Saved entries:
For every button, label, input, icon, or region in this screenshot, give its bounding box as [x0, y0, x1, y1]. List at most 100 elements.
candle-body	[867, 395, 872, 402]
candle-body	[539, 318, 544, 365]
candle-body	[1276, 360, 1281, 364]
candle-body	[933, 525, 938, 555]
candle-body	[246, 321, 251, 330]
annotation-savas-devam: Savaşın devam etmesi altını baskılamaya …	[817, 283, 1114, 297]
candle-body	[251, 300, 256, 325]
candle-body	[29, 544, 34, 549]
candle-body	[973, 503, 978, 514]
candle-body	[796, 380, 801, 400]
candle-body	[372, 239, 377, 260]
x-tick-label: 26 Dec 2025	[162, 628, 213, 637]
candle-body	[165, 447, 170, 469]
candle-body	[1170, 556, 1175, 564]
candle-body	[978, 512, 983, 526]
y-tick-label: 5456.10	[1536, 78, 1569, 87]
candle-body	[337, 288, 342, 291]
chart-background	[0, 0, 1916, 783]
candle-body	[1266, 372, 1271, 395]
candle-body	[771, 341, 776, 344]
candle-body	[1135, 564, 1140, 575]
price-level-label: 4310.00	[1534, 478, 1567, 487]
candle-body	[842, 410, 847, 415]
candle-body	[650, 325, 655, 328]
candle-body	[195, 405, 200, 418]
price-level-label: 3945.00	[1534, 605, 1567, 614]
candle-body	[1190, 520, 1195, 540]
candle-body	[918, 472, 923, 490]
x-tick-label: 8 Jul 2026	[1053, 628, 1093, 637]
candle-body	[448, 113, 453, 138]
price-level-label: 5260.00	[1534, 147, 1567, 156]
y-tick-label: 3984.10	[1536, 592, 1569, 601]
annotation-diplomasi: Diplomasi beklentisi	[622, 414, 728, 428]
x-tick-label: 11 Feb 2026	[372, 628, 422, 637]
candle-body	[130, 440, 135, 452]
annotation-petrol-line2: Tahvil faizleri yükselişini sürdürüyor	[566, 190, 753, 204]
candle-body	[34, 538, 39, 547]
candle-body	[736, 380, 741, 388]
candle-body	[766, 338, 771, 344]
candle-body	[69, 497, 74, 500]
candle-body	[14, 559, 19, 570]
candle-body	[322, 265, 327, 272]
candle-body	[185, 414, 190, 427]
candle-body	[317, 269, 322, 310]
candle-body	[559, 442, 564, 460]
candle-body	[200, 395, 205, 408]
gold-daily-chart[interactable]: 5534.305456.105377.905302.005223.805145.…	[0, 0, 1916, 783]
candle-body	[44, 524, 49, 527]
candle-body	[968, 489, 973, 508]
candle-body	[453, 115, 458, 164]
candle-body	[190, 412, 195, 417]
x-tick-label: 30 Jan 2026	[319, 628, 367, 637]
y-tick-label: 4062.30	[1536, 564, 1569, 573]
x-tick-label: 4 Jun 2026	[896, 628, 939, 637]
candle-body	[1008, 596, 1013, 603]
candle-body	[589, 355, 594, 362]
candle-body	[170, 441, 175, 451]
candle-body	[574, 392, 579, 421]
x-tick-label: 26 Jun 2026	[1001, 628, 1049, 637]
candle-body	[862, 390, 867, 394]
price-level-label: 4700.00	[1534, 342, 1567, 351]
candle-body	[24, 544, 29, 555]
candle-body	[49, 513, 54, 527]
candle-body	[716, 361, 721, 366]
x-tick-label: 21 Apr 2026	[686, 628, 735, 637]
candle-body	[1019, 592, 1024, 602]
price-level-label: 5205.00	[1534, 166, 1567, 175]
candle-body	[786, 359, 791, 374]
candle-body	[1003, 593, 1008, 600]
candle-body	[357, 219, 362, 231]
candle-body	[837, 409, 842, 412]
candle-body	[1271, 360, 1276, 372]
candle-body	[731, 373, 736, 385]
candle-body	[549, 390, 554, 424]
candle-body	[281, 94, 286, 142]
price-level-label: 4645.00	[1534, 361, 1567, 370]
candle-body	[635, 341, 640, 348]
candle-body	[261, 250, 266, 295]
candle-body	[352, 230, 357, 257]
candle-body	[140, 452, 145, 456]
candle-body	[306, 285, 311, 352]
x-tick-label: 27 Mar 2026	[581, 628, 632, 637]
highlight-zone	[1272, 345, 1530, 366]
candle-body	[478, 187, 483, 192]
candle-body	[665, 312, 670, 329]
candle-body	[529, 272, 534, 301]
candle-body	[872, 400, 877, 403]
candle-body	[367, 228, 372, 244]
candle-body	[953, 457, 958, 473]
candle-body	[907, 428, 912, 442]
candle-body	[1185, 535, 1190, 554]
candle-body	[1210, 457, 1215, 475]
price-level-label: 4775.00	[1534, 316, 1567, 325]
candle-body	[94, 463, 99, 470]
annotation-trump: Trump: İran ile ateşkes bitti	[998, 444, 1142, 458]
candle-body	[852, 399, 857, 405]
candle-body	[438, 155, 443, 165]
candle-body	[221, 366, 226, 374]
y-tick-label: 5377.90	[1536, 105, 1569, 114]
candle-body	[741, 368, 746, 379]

## WRITTEN PROBLEM
Please output all of the rows above again, word for word and with nothing changed.

## SOLUTION TO THIS TASK
For every button, label, input, icon, or region in this screenshot, give its bounding box as [x0, y0, x1, y1]. List at most 100 elements.
candle-body	[867, 395, 872, 402]
candle-body	[539, 318, 544, 365]
candle-body	[1276, 360, 1281, 364]
candle-body	[933, 525, 938, 555]
candle-body	[246, 321, 251, 330]
annotation-savas-devam: Savaşın devam etmesi altını baskılamaya …	[817, 283, 1114, 297]
candle-body	[251, 300, 256, 325]
candle-body	[29, 544, 34, 549]
candle-body	[973, 503, 978, 514]
candle-body	[796, 380, 801, 400]
candle-body	[372, 239, 377, 260]
x-tick-label: 26 Dec 2025	[162, 628, 213, 637]
candle-body	[165, 447, 170, 469]
candle-body	[1170, 556, 1175, 564]
candle-body	[978, 512, 983, 526]
y-tick-label: 5456.10	[1536, 78, 1569, 87]
candle-body	[337, 288, 342, 291]
chart-background	[0, 0, 1916, 783]
candle-body	[1266, 372, 1271, 395]
candle-body	[771, 341, 776, 344]
candle-body	[1135, 564, 1140, 575]
price-level-label: 4310.00	[1534, 478, 1567, 487]
candle-body	[842, 410, 847, 415]
candle-body	[650, 325, 655, 328]
candle-body	[195, 405, 200, 418]
price-level-label: 3945.00	[1534, 605, 1567, 614]
candle-body	[1190, 520, 1195, 540]
candle-body	[918, 472, 923, 490]
x-tick-label: 8 Jul 2026	[1053, 628, 1093, 637]
candle-body	[448, 113, 453, 138]
price-level-label: 5260.00	[1534, 147, 1567, 156]
y-tick-label: 3984.10	[1536, 592, 1569, 601]
annotation-diplomasi: Diplomasi beklentisi	[622, 414, 728, 428]
x-tick-label: 11 Feb 2026	[372, 628, 422, 637]
candle-body	[130, 440, 135, 452]
annotation-petrol-line2: Tahvil faizleri yükselişini sürdürüyor	[566, 190, 753, 204]
candle-body	[34, 538, 39, 547]
candle-body	[736, 380, 741, 388]
candle-body	[766, 338, 771, 344]
candle-body	[69, 497, 74, 500]
candle-body	[14, 559, 19, 570]
candle-body	[322, 265, 327, 272]
candle-body	[185, 414, 190, 427]
candle-body	[317, 269, 322, 310]
candle-body	[559, 442, 564, 460]
candle-body	[200, 395, 205, 408]
gold-daily-chart[interactable]: 5534.305456.105377.905302.005223.805145.…	[0, 0, 1916, 783]
candle-body	[44, 524, 49, 527]
candle-body	[968, 489, 973, 508]
candle-body	[453, 115, 458, 164]
candle-body	[190, 412, 195, 417]
x-tick-label: 30 Jan 2026	[319, 628, 367, 637]
y-tick-label: 4062.30	[1536, 564, 1569, 573]
x-tick-label: 4 Jun 2026	[896, 628, 939, 637]
candle-body	[1008, 596, 1013, 603]
candle-body	[589, 355, 594, 362]
candle-body	[170, 441, 175, 451]
candle-body	[574, 392, 579, 421]
x-tick-label: 26 Jun 2026	[1001, 628, 1049, 637]
candle-body	[862, 390, 867, 394]
price-level-label: 4700.00	[1534, 342, 1567, 351]
candle-body	[24, 544, 29, 555]
candle-body	[49, 513, 54, 527]
candle-body	[716, 361, 721, 366]
x-tick-label: 21 Apr 2026	[686, 628, 735, 637]
candle-body	[1019, 592, 1024, 602]
price-level-label: 5205.00	[1534, 166, 1567, 175]
candle-body	[786, 359, 791, 374]
candle-body	[1003, 593, 1008, 600]
candle-body	[357, 219, 362, 231]
candle-body	[837, 409, 842, 412]
candle-body	[1271, 360, 1276, 372]
candle-body	[731, 373, 736, 385]
candle-body	[549, 390, 554, 424]
candle-body	[281, 94, 286, 142]
price-level-label: 4645.00	[1534, 361, 1567, 370]
candle-body	[635, 341, 640, 348]
candle-body	[261, 250, 266, 295]
candle-body	[352, 230, 357, 257]
candle-body	[140, 452, 145, 456]
candle-body	[306, 285, 311, 352]
x-tick-label: 27 Mar 2026	[581, 628, 632, 637]
highlight-zone	[1272, 345, 1530, 366]
candle-body	[478, 187, 483, 192]
candle-body	[665, 312, 670, 329]
candle-body	[529, 272, 534, 301]
candle-body	[872, 400, 877, 403]
candle-body	[367, 228, 372, 244]
candle-body	[953, 457, 958, 473]
candle-body	[907, 428, 912, 442]
candle-body	[1185, 535, 1190, 554]
candle-body	[1210, 457, 1215, 475]
price-level-label: 4775.00	[1534, 316, 1567, 325]
candle-body	[94, 463, 99, 470]
annotation-trump: Trump: İran ile ateşkes bitti	[998, 444, 1142, 458]
candle-body	[852, 399, 857, 405]
candle-body	[438, 155, 443, 165]
candle-body	[221, 366, 226, 374]
y-tick-label: 5377.90	[1536, 105, 1569, 114]
candle-body	[741, 368, 746, 379]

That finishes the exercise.